Copy each line below exactly and leave the pictures out.

Extracted data entries
* BEGIN *

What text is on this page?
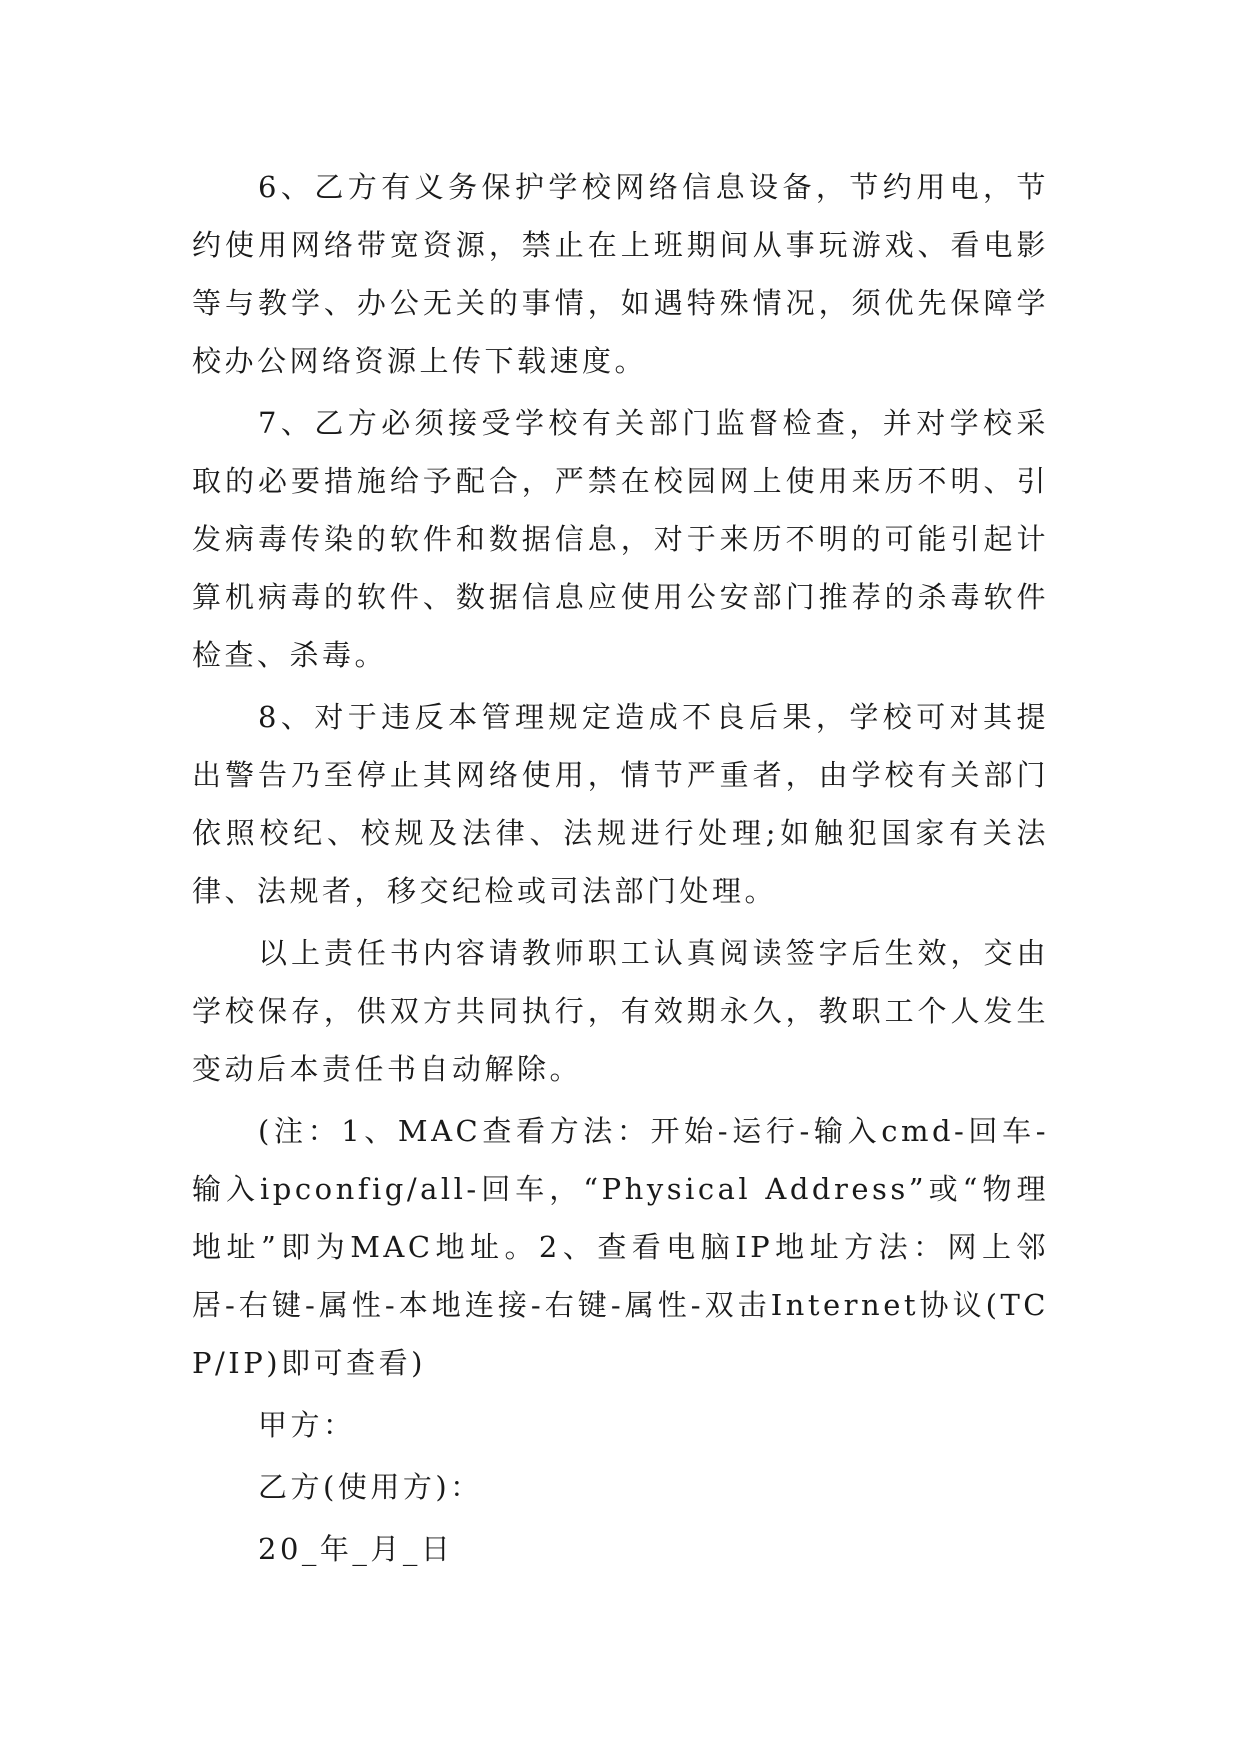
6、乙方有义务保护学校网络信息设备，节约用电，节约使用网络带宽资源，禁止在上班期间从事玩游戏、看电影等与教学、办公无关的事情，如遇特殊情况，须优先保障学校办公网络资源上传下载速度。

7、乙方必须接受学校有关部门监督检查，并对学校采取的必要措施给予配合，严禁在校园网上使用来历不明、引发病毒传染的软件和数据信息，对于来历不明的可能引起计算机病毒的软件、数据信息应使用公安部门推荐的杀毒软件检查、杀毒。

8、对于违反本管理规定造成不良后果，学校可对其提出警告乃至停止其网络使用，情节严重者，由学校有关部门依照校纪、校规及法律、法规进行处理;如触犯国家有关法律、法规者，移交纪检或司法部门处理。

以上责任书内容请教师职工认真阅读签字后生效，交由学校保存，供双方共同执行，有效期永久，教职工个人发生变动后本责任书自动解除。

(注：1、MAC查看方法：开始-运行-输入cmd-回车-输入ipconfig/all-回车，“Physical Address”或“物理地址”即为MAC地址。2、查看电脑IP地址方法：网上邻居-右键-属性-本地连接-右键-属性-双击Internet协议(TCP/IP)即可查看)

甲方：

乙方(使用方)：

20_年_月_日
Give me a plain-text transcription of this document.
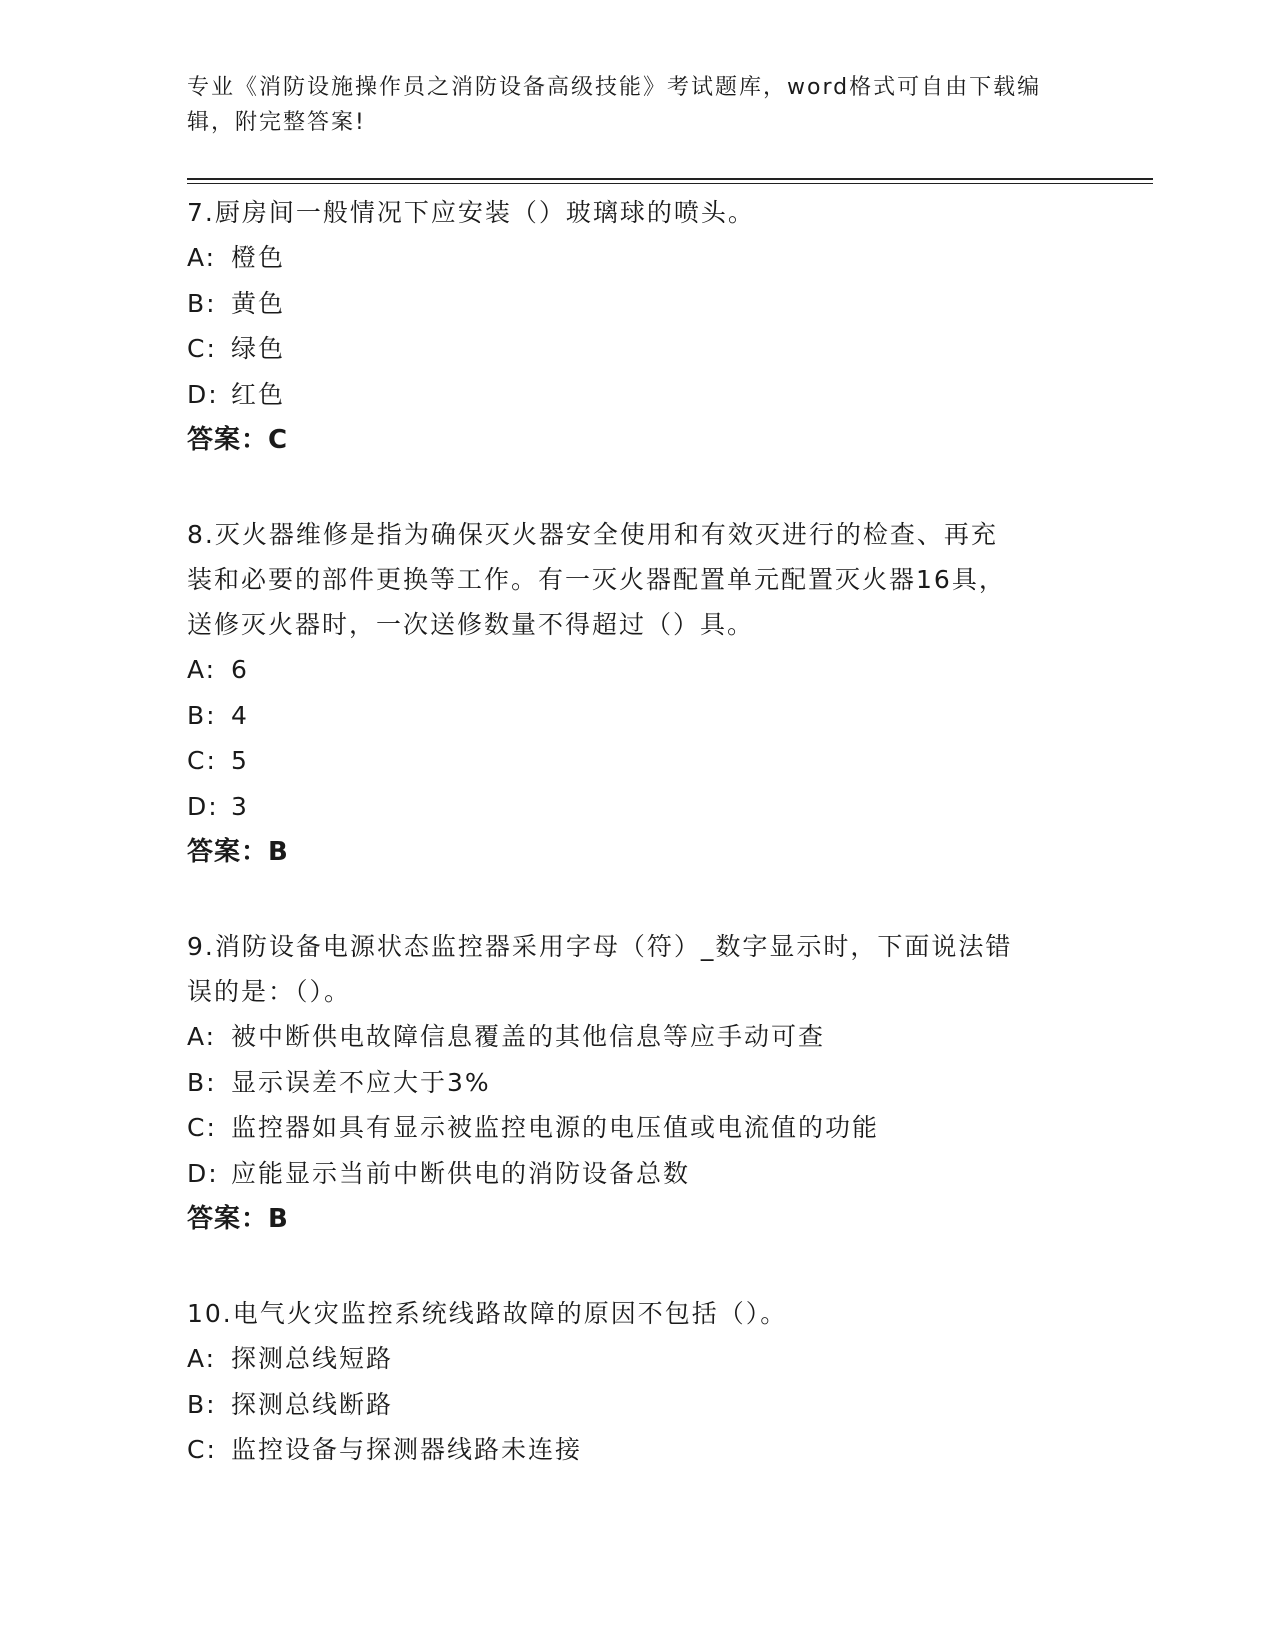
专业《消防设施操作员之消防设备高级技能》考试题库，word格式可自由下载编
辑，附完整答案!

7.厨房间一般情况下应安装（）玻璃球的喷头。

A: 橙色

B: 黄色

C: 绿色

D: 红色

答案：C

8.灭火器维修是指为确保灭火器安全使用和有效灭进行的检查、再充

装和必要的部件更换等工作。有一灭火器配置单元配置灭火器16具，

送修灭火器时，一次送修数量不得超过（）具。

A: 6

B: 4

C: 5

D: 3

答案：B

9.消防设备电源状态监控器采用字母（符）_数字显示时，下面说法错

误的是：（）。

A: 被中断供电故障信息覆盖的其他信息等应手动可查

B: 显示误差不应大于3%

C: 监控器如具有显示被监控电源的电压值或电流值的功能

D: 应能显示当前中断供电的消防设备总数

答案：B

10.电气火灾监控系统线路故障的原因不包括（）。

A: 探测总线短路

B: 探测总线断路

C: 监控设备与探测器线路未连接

* END *

WORKED SOLUTION:
What text is on this page?
6、乙方有义务保护学校网络信息设备，节约用电，节约使用网络带宽资源，禁止在上班期间从事玩游戏、看电影等与教学、办公无关的事情，如遇特殊情况，须优先保障学校办公网络资源上传下载速度。

7、乙方必须接受学校有关部门监督检查，并对学校采取的必要措施给予配合，严禁在校园网上使用来历不明、引发病毒传染的软件和数据信息，对于来历不明的可能引起计算机病毒的软件、数据信息应使用公安部门推荐的杀毒软件检查、杀毒。

8、对于违反本管理规定造成不良后果，学校可对其提出警告乃至停止其网络使用，情节严重者，由学校有关部门依照校纪、校规及法律、法规进行处理;如触犯国家有关法律、法规者，移交纪检或司法部门处理。

以上责任书内容请教师职工认真阅读签字后生效，交由学校保存，供双方共同执行，有效期永久，教职工个人发生变动后本责任书自动解除。

(注：1、MAC查看方法：开始-运行-输入cmd-回车-输入ipconfig/all-回车，“Physical Address”或“物理地址”即为MAC地址。2、查看电脑IP地址方法：网上邻居-右键-属性-本地连接-右键-属性-双击Internet协议(TCP/IP)即可查看)

甲方：

乙方(使用方)：

20_年_月_日
Give me a plain-text transcription of this document.
专业《消防设施操作员之消防设备高级技能》考试题库，word格式可自由下载编
辑，附完整答案!

7.厨房间一般情况下应安装（）玻璃球的喷头。

A: 橙色

B: 黄色

C: 绿色

D: 红色

答案：C

8.灭火器维修是指为确保灭火器安全使用和有效灭进行的检查、再充

装和必要的部件更换等工作。有一灭火器配置单元配置灭火器16具，

送修灭火器时，一次送修数量不得超过（）具。

A: 6

B: 4

C: 5

D: 3

答案：B

9.消防设备电源状态监控器采用字母（符）_数字显示时，下面说法错

误的是：（）。

A: 被中断供电故障信息覆盖的其他信息等应手动可查

B: 显示误差不应大于3%

C: 监控器如具有显示被监控电源的电压值或电流值的功能

D: 应能显示当前中断供电的消防设备总数

答案：B

10.电气火灾监控系统线路故障的原因不包括（）。

A: 探测总线短路

B: 探测总线断路

C: 监控设备与探测器线路未连接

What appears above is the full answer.